* START *

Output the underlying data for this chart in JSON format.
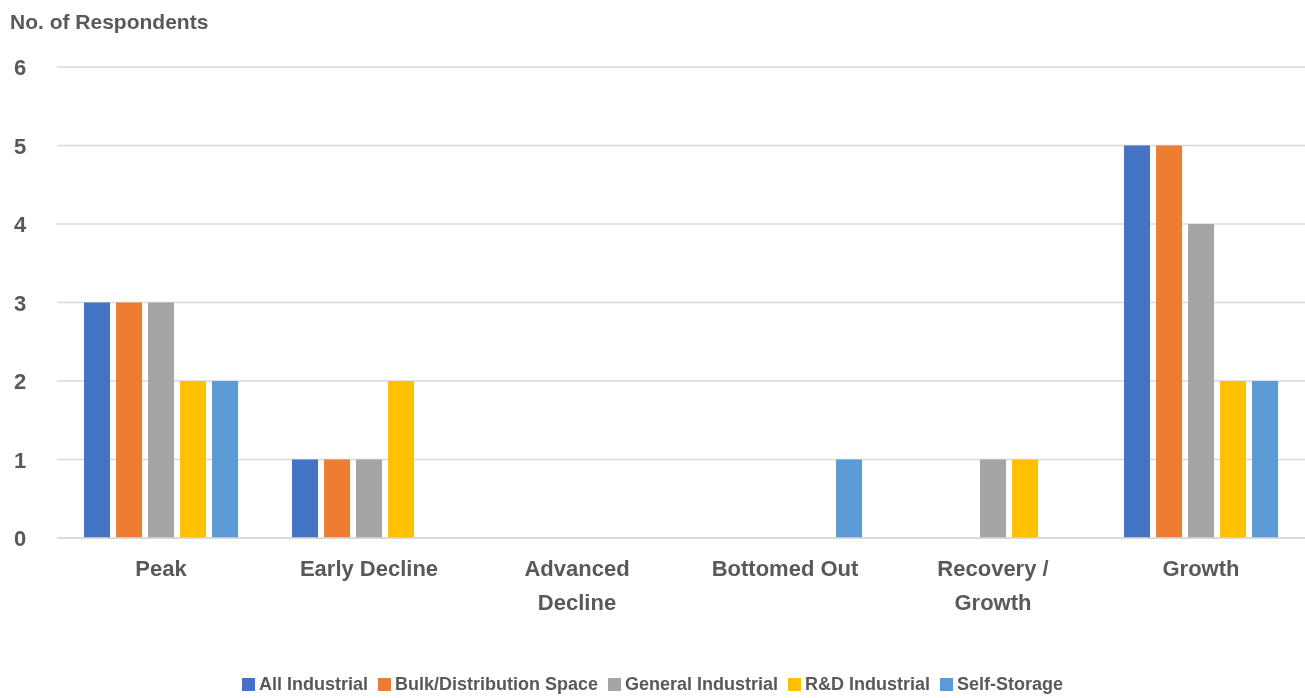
{
  "chart_data": {
    "type": "bar",
    "ylabel": "No. of Respondents",
    "categories": [
      "Peak",
      "Early Decline",
      "Advanced Decline",
      "Bottomed Out",
      "Recovery / Growth",
      "Growth"
    ],
    "series": [
      {
        "name": "All Industrial",
        "color": "#4472c4",
        "values": [
          3,
          1,
          0,
          0,
          0,
          5
        ]
      },
      {
        "name": "Bulk/Distribution Space",
        "color": "#ed7d31",
        "values": [
          3,
          1,
          0,
          0,
          0,
          5
        ]
      },
      {
        "name": "General Industrial",
        "color": "#a5a5a5",
        "values": [
          3,
          1,
          0,
          0,
          1,
          4
        ]
      },
      {
        "name": "R&D Industrial",
        "color": "#ffc000",
        "values": [
          2,
          2,
          0,
          0,
          1,
          2
        ]
      },
      {
        "name": "Self-Storage",
        "color": "#5b9bd5",
        "values": [
          2,
          0,
          0,
          1,
          0,
          2
        ]
      }
    ],
    "ylim": [
      0,
      6
    ],
    "yticks": [
      0,
      1,
      2,
      3,
      4,
      5,
      6
    ],
    "grid": "y",
    "legend": "bottom"
  }
}
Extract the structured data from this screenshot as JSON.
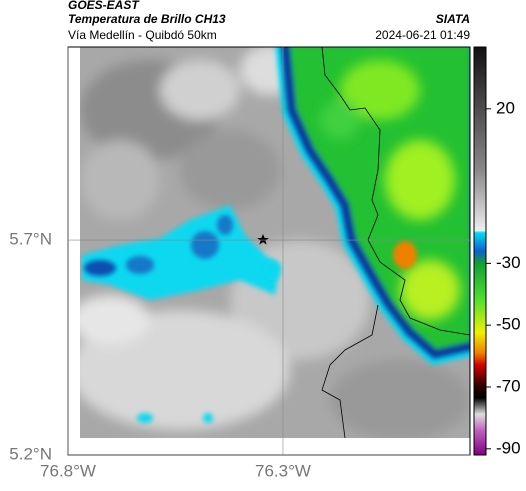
{
  "header": {
    "satellite": "GOES-EAST",
    "product": "Temperatura de Brillo CH13",
    "region": "Vía Medellín - Quibdó 50km",
    "source": "SIATA",
    "timestamp": "2024-06-21 01:49"
  },
  "map": {
    "lon_range": [
      -76.8,
      -75.865
    ],
    "lat_range": [
      5.2,
      6.149
    ],
    "lon_ticks": [
      {
        "value": -76.8,
        "label": "76.8°W"
      },
      {
        "value": -76.3,
        "label": "76.3°W"
      }
    ],
    "lat_ticks": [
      {
        "value": 5.7,
        "label": "5.7°N"
      },
      {
        "value": 5.2,
        "label": "5.2°N"
      }
    ]
  },
  "colorbar": {
    "range": [
      -92,
      40
    ],
    "ticks": [
      20,
      -30,
      -50,
      -70,
      -90
    ]
  }
}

* END *

# Stated problem
Please set down each line of the data above exactly as written, without the pictures.

# Response
Output the underlying data for this chart in JSON format.
{
  "chart_data": {
    "type": "bar",
    "ylabel": "No. of Respondents",
    "categories": [
      "Peak",
      "Early Decline",
      "Advanced Decline",
      "Bottomed Out",
      "Recovery / Growth",
      "Growth"
    ],
    "series": [
      {
        "name": "All Industrial",
        "color": "#4472c4",
        "values": [
          3,
          1,
          0,
          0,
          0,
          5
        ]
      },
      {
        "name": "Bulk/Distribution Space",
        "color": "#ed7d31",
        "values": [
          3,
          1,
          0,
          0,
          0,
          5
        ]
      },
      {
        "name": "General Industrial",
        "color": "#a5a5a5",
        "values": [
          3,
          1,
          0,
          0,
          1,
          4
        ]
      },
      {
        "name": "R&D Industrial",
        "color": "#ffc000",
        "values": [
          2,
          2,
          0,
          0,
          1,
          2
        ]
      },
      {
        "name": "Self-Storage",
        "color": "#5b9bd5",
        "values": [
          2,
          0,
          0,
          1,
          0,
          2
        ]
      }
    ],
    "ylim": [
      0,
      6
    ],
    "yticks": [
      0,
      1,
      2,
      3,
      4,
      5,
      6
    ],
    "grid": "y",
    "legend": "bottom"
  }
}
Extract the structured data from this screenshot as JSON.
{
  "header": {
    "satellite": "GOES-EAST",
    "product": "Temperatura de Brillo CH13",
    "region": "Vía Medellín - Quibdó 50km",
    "source": "SIATA",
    "timestamp": "2024-06-21 01:49"
  },
  "map": {
    "lon_range": [
      -76.8,
      -75.865
    ],
    "lat_range": [
      5.2,
      6.149
    ],
    "lon_ticks": [
      {
        "value": -76.8,
        "label": "76.8°W"
      },
      {
        "value": -76.3,
        "label": "76.3°W"
      }
    ],
    "lat_ticks": [
      {
        "value": 5.7,
        "label": "5.7°N"
      },
      {
        "value": 5.2,
        "label": "5.2°N"
      }
    ]
  },
  "colorbar": {
    "range": [
      -92,
      40
    ],
    "ticks": [
      20,
      -30,
      -50,
      -70,
      -90
    ]
  }
}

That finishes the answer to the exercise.